Set problem: Without the pictures, give the entries below again exactly as written.

Extracted entries:
::::
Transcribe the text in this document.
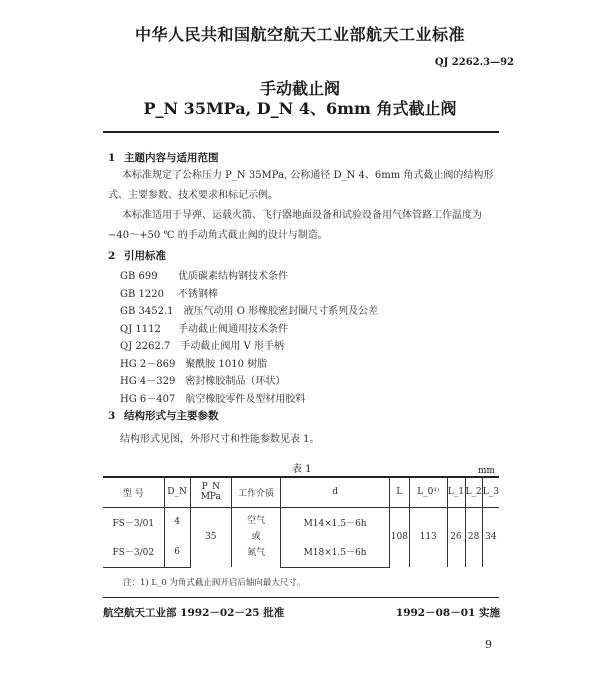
中华人民共和国航空航天工业部航天工业标准
QJ 2262.3—92
手动截止阀
P_N 35MPa, D_N 4、6mm 角式截止阀
1 主题内容与适用范围

本标准规定了公称压力 P_N 35MPa, 公称通径 D_N 4、6mm 角式截止阀的结构形式、主要参数、技术要求和标记示例。

本标准适用于导弹、运载火箭、飞行器地面设备和试验设备用气体管路工作温度为 −40～+50 ℃ 的手动角式截止阀的设计与制造。

2 引用标准
GB 699　 优质碳素结构钢技术条件
GB 1220　 不锈钢棒
GB 3452.1　 液压气动用 O 形橡胶密封圈尺寸系列及公差
QJ 1112　 手动截止阀通用技术条件
QJ 2262.7　 手动截止阀用 V 形手柄
HG 2－869　 聚酰胺 1010 树脂
HG 4－329　 密封橡胶制品（环状）
HG 6－407　 航空橡胶零件及型材用胶料
3 结构形式与主要参数
结构形式见图，外形尺寸和性能参数见表 1。
表 1	mm
型 号	D_N	P_N MPa	工作介质	d	L	L_0¹⁾	L_1	L_2	L_3
FS－3/01	4	35	空气
或
氮气	M14×1.5－6h	108	113	26	28	34
FS－3/02	6			M18×1.5－6h					
注：1) L_0 为角式截止阀开启后轴向最大尺寸。
航空航天工业部 1992－02－25 批准	1992－08－01 实施
9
::::
Exercise result:
Transcribe the text in this document.
中华人民共和国航空航天工业部航天工业标准
QJ 2262.3—92
手动截止阀
P_N 35MPa, D_N 4、6mm 角式截止阀
1 主题内容与适用范围

本标准规定了公称压力 P_N 35MPa, 公称通径 D_N 4、6mm 角式截止阀的结构形式、主要参数、技术要求和标记示例。

本标准适用于导弹、运载火箭、飞行器地面设备和试验设备用气体管路工作温度为 −40～+50 ℃ 的手动角式截止阀的设计与制造。

2 引用标准
GB 699　 优质碳素结构钢技术条件
GB 1220　 不锈钢棒
GB 3452.1　 液压气动用 O 形橡胶密封圈尺寸系列及公差
QJ 1112　 手动截止阀通用技术条件
QJ 2262.7　 手动截止阀用 V 形手柄
HG 2－869　 聚酰胺 1010 树脂
HG 4－329　 密封橡胶制品（环状）
HG 6－407　 航空橡胶零件及型材用胶料
3 结构形式与主要参数
结构形式见图，外形尺寸和性能参数见表 1。
表 1	mm
型 号	D_N	P_N MPa	工作介质	d	L	L_0¹⁾	L_1	L_2	L_3
FS－3/01	4	35	空气
或
氮气	M14×1.5－6h	108	113	26	28	34
FS－3/02	6			M18×1.5－6h					
注：1) L_0 为角式截止阀开启后轴向最大尺寸。
航空航天工业部 1992－02－25 批准	1992－08－01 实施
9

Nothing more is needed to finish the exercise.